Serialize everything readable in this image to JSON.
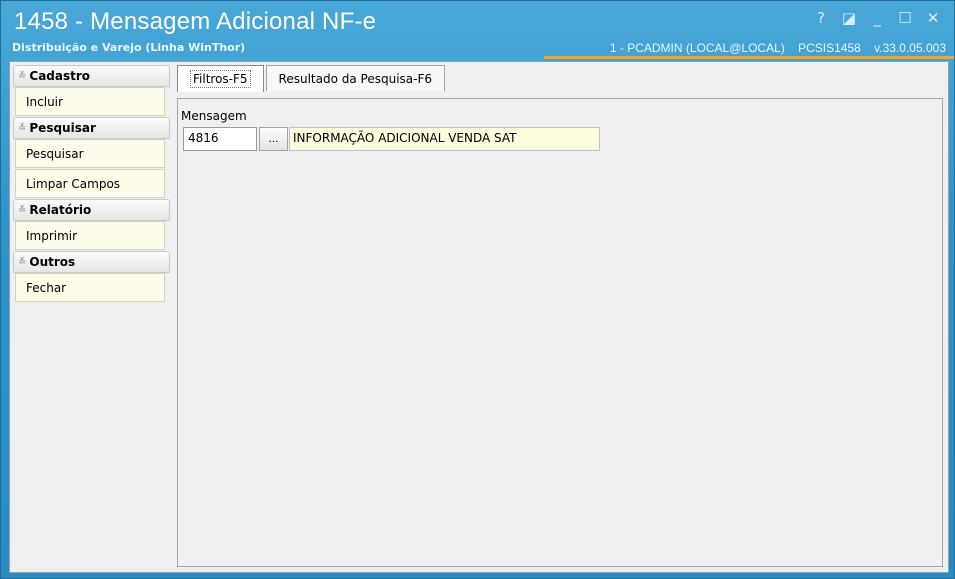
{
  "window": {
    "title": "1458 - Mensagem Adicional NF-e",
    "subtitle": "Distribuição e Varejo (Linha WinThor)",
    "status_user": "1 - PCADMIN (LOCAL@LOCAL)",
    "status_program": "PCSIS1458",
    "status_version": "v.33.0.05.003",
    "controls": {
      "help": "?",
      "restore_alt": "◪",
      "minimize": "_",
      "maximize": "☐",
      "close": "✕"
    }
  },
  "sidebar": {
    "groups": [
      {
        "title": "Cadastro",
        "items": [
          "Incluir"
        ]
      },
      {
        "title": "Pesquisar",
        "items": [
          "Pesquisar",
          "Limpar Campos"
        ]
      },
      {
        "title": "Relatório",
        "items": [
          "Imprimir"
        ]
      },
      {
        "title": "Outros",
        "items": [
          "Fechar"
        ]
      }
    ]
  },
  "tabs": [
    {
      "label": "Filtros-F5",
      "active": true
    },
    {
      "label": "Resultado da Pesquisa-F6",
      "active": false
    }
  ],
  "filters": {
    "mensagem_label": "Mensagem",
    "mensagem_code": "4816",
    "lookup_label": "...",
    "mensagem_desc": "INFORMAÇÃO ADICIONAL VENDA SAT"
  }
}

Given problem: In this exercise, set down all of the data exactly, without the pictures.

Complete answer:
Serialize everything readable in this image to JSON.
{
  "window": {
    "title": "1458 - Mensagem Adicional NF-e",
    "subtitle": "Distribuição e Varejo (Linha WinThor)",
    "status_user": "1 - PCADMIN (LOCAL@LOCAL)",
    "status_program": "PCSIS1458",
    "status_version": "v.33.0.05.003",
    "controls": {
      "help": "?",
      "restore_alt": "◪",
      "minimize": "_",
      "maximize": "☐",
      "close": "✕"
    }
  },
  "sidebar": {
    "groups": [
      {
        "title": "Cadastro",
        "items": [
          "Incluir"
        ]
      },
      {
        "title": "Pesquisar",
        "items": [
          "Pesquisar",
          "Limpar Campos"
        ]
      },
      {
        "title": "Relatório",
        "items": [
          "Imprimir"
        ]
      },
      {
        "title": "Outros",
        "items": [
          "Fechar"
        ]
      }
    ]
  },
  "tabs": [
    {
      "label": "Filtros-F5",
      "active": true
    },
    {
      "label": "Resultado da Pesquisa-F6",
      "active": false
    }
  ],
  "filters": {
    "mensagem_label": "Mensagem",
    "mensagem_code": "4816",
    "lookup_label": "...",
    "mensagem_desc": "INFORMAÇÃO ADICIONAL VENDA SAT"
  }
}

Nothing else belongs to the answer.